───── Data listing

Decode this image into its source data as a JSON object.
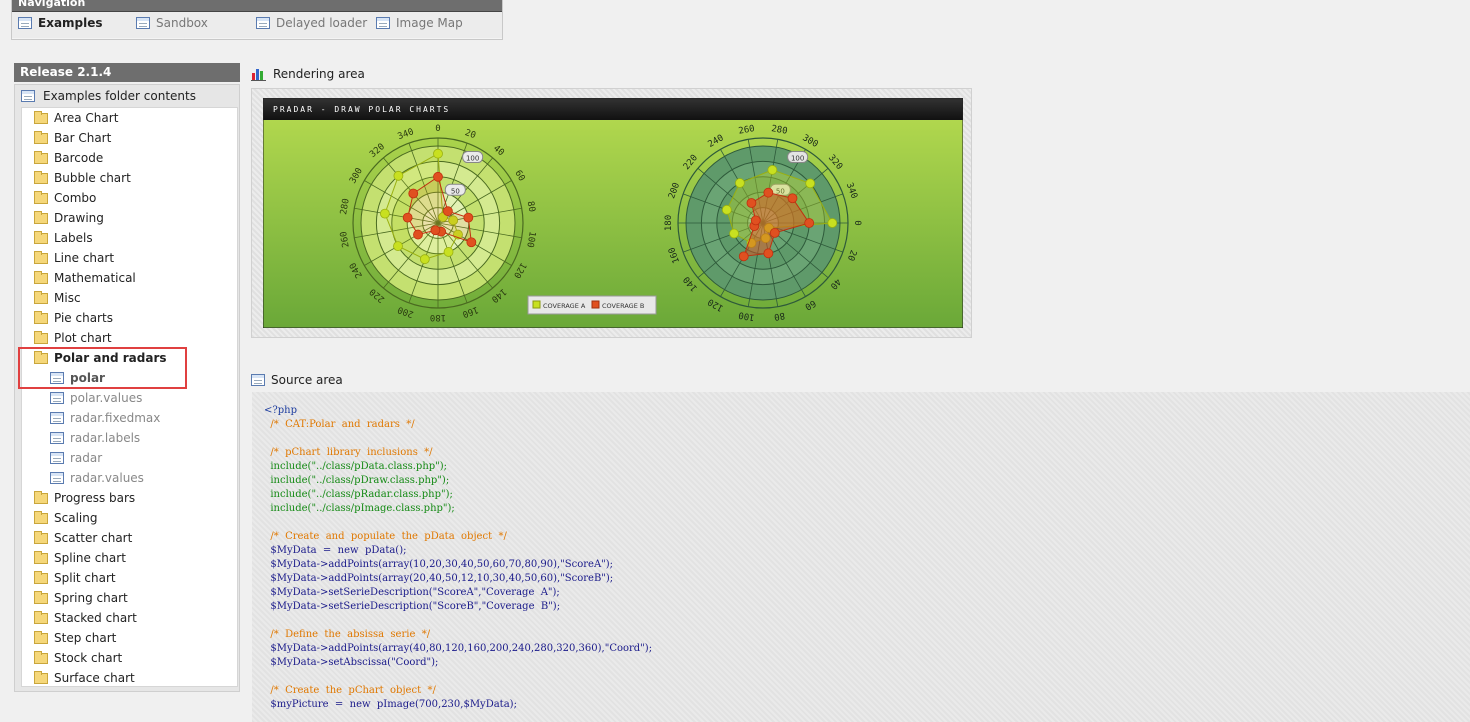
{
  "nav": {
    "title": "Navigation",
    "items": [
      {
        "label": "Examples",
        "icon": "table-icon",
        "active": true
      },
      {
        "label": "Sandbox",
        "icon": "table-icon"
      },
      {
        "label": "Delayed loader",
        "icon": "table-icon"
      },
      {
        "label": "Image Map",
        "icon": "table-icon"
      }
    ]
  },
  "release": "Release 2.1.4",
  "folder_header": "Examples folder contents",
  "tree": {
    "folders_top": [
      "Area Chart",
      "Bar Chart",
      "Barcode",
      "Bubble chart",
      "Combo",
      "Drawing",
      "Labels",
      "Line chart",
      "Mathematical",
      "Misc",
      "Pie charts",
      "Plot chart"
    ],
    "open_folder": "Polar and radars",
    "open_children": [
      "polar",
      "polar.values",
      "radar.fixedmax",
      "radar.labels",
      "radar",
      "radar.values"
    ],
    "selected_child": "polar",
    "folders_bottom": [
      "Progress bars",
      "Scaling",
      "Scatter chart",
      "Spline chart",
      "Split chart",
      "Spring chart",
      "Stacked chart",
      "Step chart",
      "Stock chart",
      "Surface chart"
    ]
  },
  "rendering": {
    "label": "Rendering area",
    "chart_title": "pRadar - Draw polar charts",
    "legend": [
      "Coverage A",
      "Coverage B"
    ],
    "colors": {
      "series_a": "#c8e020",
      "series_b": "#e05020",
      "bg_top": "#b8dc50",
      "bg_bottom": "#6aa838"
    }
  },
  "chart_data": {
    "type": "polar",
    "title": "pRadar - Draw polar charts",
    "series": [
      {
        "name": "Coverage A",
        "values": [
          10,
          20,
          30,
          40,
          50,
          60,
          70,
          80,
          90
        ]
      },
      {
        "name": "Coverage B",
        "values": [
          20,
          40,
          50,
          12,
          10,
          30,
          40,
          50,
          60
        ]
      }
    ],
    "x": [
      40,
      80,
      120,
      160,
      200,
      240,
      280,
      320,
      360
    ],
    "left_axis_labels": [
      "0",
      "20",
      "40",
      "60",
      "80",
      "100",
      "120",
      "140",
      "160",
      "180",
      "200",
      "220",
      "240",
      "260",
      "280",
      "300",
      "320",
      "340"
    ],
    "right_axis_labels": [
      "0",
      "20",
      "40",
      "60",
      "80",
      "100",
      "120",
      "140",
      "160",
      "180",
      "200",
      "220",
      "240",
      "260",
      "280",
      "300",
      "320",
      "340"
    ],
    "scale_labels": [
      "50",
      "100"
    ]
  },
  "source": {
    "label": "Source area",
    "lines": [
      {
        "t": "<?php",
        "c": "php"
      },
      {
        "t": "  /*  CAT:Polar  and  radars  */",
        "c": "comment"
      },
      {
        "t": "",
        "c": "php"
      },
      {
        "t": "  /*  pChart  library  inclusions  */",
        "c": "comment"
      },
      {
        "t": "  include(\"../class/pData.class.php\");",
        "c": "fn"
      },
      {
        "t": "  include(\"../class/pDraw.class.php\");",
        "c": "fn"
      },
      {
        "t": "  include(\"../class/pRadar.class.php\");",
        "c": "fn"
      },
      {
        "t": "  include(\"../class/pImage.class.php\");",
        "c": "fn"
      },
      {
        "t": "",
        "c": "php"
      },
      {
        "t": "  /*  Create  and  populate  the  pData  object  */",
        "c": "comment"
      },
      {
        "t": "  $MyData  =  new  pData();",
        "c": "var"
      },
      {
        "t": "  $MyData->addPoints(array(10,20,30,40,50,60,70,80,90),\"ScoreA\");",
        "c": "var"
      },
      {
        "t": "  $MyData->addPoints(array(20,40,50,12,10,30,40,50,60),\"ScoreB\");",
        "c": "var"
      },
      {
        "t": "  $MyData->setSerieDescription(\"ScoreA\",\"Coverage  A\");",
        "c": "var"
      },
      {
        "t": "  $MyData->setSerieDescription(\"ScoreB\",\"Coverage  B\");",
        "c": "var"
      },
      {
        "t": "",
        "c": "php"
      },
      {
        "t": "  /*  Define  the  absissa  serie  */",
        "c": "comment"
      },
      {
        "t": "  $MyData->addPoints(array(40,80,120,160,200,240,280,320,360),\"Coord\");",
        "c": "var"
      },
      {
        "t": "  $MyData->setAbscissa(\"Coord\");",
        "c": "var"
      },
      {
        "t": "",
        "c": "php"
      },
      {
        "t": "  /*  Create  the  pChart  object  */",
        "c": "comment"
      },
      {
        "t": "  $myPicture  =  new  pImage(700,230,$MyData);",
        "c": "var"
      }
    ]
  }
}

──────────
───── Data listing

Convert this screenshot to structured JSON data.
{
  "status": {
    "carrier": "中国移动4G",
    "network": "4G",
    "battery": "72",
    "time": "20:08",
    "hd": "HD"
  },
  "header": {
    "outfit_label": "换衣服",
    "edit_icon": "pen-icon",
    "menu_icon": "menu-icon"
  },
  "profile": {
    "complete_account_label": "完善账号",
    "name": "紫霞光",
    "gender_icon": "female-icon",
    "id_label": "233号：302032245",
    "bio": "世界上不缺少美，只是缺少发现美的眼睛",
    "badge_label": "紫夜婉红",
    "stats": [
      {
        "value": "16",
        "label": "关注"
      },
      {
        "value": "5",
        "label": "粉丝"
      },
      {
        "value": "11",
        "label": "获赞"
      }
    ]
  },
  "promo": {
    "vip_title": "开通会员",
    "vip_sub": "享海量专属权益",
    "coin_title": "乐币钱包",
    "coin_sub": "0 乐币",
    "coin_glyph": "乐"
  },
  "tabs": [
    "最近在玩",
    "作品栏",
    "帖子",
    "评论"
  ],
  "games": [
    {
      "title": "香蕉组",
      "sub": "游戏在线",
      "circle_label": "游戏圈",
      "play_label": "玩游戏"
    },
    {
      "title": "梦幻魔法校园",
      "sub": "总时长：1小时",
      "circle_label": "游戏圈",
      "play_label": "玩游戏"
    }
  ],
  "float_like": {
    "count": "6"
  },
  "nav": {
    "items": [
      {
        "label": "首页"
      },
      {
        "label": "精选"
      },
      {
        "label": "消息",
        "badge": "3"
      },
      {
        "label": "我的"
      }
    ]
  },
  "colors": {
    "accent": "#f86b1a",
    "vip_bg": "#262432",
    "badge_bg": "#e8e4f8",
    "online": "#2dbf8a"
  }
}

──────────
───── Data listing

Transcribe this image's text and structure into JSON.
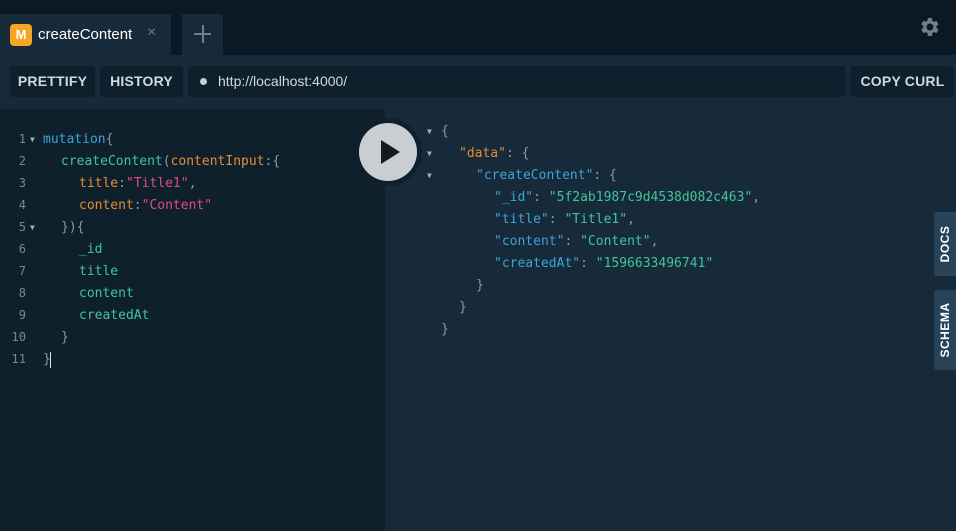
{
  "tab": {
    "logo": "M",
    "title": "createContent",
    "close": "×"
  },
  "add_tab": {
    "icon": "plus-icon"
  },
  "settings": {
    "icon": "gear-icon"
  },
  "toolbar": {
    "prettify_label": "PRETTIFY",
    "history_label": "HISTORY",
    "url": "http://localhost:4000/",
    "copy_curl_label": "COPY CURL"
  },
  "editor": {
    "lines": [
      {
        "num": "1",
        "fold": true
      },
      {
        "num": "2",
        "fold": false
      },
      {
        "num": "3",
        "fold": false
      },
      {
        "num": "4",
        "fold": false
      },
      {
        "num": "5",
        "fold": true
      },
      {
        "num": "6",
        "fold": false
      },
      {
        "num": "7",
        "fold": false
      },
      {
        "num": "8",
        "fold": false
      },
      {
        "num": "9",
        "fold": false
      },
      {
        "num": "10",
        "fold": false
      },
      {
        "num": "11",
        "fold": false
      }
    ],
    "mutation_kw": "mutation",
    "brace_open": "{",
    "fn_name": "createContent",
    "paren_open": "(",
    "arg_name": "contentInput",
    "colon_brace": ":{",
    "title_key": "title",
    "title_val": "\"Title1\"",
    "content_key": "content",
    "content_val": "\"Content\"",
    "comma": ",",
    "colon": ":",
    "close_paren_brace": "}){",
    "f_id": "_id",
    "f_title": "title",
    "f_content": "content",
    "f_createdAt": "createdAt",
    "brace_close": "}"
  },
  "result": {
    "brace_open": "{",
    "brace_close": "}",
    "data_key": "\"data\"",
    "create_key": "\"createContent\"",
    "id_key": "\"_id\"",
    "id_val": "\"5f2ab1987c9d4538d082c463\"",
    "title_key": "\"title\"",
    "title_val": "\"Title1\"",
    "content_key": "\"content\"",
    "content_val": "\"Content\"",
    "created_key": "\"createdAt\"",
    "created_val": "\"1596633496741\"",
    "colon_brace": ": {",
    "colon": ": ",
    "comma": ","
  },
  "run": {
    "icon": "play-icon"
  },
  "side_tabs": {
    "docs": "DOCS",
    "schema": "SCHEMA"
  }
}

──────────

_What the exercise asks:_ Scan the lines for the string "JSON". Copy out each line that matches.

_Output for this task:_
Decode this image into its source data as a JSON object.
Convert this screenshot to structured JSON data.
Transcribe this image's text and structure into JSON.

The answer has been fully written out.